What is being asked:
Give only the number of lines that contain the word "Михайловича".
━━ Excerpted records ━━
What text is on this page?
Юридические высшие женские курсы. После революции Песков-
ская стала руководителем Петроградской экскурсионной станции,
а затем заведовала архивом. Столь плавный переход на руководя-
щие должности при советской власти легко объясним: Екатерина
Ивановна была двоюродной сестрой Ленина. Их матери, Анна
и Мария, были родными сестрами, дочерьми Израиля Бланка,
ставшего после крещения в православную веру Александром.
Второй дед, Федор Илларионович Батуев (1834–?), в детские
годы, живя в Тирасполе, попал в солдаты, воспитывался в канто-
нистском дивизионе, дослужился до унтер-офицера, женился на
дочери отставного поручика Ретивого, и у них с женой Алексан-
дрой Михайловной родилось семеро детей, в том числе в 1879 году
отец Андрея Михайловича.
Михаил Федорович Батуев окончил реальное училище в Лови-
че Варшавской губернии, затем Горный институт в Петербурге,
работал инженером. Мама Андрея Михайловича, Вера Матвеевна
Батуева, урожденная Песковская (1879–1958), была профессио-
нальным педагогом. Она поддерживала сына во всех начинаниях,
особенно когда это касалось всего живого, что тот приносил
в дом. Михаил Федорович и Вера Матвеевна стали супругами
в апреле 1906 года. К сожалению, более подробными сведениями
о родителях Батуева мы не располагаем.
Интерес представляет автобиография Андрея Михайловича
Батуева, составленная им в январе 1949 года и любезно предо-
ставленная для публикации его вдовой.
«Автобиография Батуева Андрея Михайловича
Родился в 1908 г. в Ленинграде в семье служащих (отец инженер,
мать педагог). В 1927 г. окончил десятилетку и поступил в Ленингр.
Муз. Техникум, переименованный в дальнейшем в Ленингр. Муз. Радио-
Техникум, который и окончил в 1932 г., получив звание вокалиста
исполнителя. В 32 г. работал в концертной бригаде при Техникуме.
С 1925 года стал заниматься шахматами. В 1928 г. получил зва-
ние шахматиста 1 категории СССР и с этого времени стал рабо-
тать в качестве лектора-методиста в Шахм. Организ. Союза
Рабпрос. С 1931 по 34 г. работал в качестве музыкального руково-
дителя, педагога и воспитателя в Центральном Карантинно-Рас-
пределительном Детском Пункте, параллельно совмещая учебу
━━━
Solution for this exercise:
4